[Start Data entries]
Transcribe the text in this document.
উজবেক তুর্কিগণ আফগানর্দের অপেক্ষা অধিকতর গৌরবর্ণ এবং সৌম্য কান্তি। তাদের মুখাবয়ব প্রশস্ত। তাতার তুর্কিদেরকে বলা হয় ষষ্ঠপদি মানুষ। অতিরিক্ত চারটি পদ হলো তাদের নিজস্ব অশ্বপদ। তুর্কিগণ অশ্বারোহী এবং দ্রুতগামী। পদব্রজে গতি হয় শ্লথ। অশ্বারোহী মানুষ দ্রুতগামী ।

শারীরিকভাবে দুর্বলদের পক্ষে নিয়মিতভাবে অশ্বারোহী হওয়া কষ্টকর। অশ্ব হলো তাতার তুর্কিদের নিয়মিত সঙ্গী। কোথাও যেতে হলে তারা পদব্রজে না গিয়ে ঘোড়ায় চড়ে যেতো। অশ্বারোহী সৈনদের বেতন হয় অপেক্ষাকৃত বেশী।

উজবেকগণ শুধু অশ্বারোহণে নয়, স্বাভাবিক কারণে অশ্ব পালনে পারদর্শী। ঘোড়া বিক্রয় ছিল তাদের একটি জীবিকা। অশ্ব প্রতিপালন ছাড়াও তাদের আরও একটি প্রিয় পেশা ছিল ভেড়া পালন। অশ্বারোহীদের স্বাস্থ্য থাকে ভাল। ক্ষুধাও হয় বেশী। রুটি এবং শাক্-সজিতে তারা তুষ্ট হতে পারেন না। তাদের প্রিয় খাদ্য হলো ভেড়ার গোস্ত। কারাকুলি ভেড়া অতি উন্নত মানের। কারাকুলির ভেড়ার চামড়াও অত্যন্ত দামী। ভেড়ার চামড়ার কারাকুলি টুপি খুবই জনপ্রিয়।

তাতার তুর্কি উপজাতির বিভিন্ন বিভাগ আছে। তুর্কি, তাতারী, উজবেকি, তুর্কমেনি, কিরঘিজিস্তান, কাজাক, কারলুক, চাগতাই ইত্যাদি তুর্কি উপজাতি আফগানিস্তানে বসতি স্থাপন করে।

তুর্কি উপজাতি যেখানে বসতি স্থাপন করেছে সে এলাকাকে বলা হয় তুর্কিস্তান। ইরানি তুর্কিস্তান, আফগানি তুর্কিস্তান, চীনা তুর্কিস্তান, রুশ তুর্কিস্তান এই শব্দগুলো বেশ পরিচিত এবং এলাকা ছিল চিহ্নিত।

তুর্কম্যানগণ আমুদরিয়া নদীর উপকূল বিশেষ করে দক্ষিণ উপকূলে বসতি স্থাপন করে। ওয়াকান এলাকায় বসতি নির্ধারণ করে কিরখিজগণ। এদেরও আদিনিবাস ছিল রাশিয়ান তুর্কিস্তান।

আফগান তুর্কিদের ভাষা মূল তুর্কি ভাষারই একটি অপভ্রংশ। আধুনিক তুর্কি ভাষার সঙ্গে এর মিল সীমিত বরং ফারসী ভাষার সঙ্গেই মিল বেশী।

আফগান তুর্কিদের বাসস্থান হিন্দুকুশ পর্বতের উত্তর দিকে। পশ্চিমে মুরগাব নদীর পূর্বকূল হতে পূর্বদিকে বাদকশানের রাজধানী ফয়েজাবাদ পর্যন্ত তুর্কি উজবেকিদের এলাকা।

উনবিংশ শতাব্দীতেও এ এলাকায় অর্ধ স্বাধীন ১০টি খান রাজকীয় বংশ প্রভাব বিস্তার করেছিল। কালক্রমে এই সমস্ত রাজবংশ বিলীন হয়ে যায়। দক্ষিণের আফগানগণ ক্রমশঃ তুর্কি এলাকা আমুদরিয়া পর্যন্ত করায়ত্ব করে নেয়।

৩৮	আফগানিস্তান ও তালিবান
[End Data entries]
• What is needed
Retype all of the material, keeping each line exact.

• Finished exercise
Transcribe the text in this document.
উজবেক তুর্কিগণ আফগানর্দের অপেক্ষা অধিকতর গৌরবর্ণ এবং সৌম্য কান্তি। তাদের মুখাবয়ব প্রশস্ত। তাতার তুর্কিদেরকে বলা হয় ষষ্ঠপদি মানুষ। অতিরিক্ত চারটি পদ হলো তাদের নিজস্ব অশ্বপদ। তুর্কিগণ অশ্বারোহী এবং দ্রুতগামী। পদব্রজে গতি হয় শ্লথ। অশ্বারোহী মানুষ দ্রুতগামী ।

শারীরিকভাবে দুর্বলদের পক্ষে নিয়মিতভাবে অশ্বারোহী হওয়া কষ্টকর। অশ্ব হলো তাতার তুর্কিদের নিয়মিত সঙ্গী। কোথাও যেতে হলে তারা পদব্রজে না গিয়ে ঘোড়ায় চড়ে যেতো। অশ্বারোহী সৈনদের বেতন হয় অপেক্ষাকৃত বেশী।

উজবেকগণ শুধু অশ্বারোহণে নয়, স্বাভাবিক কারণে অশ্ব পালনে পারদর্শী। ঘোড়া বিক্রয় ছিল তাদের একটি জীবিকা। অশ্ব প্রতিপালন ছাড়াও তাদের আরও একটি প্রিয় পেশা ছিল ভেড়া পালন। অশ্বারোহীদের স্বাস্থ্য থাকে ভাল। ক্ষুধাও হয় বেশী। রুটি এবং শাক্-সজিতে তারা তুষ্ট হতে পারেন না। তাদের প্রিয় খাদ্য হলো ভেড়ার গোস্ত। কারাকুলি ভেড়া অতি উন্নত মানের। কারাকুলির ভেড়ার চামড়াও অত্যন্ত দামী। ভেড়ার চামড়ার কারাকুলি টুপি খুবই জনপ্রিয়।

তাতার তুর্কি উপজাতির বিভিন্ন বিভাগ আছে। তুর্কি, তাতারী, উজবেকি, তুর্কমেনি, কিরঘিজিস্তান, কাজাক, কারলুক, চাগতাই ইত্যাদি তুর্কি উপজাতি আফগানিস্তানে বসতি স্থাপন করে।

তুর্কি উপজাতি যেখানে বসতি স্থাপন করেছে সে এলাকাকে বলা হয় তুর্কিস্তান। ইরানি তুর্কিস্তান, আফগানি তুর্কিস্তান, চীনা তুর্কিস্তান, রুশ তুর্কিস্তান এই শব্দগুলো বেশ পরিচিত এবং এলাকা ছিল চিহ্নিত।

তুর্কম্যানগণ আমুদরিয়া নদীর উপকূল বিশেষ করে দক্ষিণ উপকূলে বসতি স্থাপন করে। ওয়াকান এলাকায় বসতি নির্ধারণ করে কিরখিজগণ। এদেরও আদিনিবাস ছিল রাশিয়ান তুর্কিস্তান।

আফগান তুর্কিদের ভাষা মূল তুর্কি ভাষারই একটি অপভ্রংশ। আধুনিক তুর্কি ভাষার সঙ্গে এর মিল সীমিত বরং ফারসী ভাষার সঙ্গেই মিল বেশী।

আফগান তুর্কিদের বাসস্থান হিন্দুকুশ পর্বতের উত্তর দিকে। পশ্চিমে মুরগাব নদীর পূর্বকূল হতে পূর্বদিকে বাদকশানের রাজধানী ফয়েজাবাদ পর্যন্ত তুর্কি উজবেকিদের এলাকা।

উনবিংশ শতাব্দীতেও এ এলাকায় অর্ধ স্বাধীন ১০টি খান রাজকীয় বংশ প্রভাব বিস্তার করেছিল। কালক্রমে এই সমস্ত রাজবংশ বিলীন হয়ে যায়। দক্ষিণের আফগানগণ ক্রমশঃ তুর্কি এলাকা আমুদরিয়া পর্যন্ত করায়ত্ব করে নেয়।

৩৮	আফগানিস্তান ও তালিবান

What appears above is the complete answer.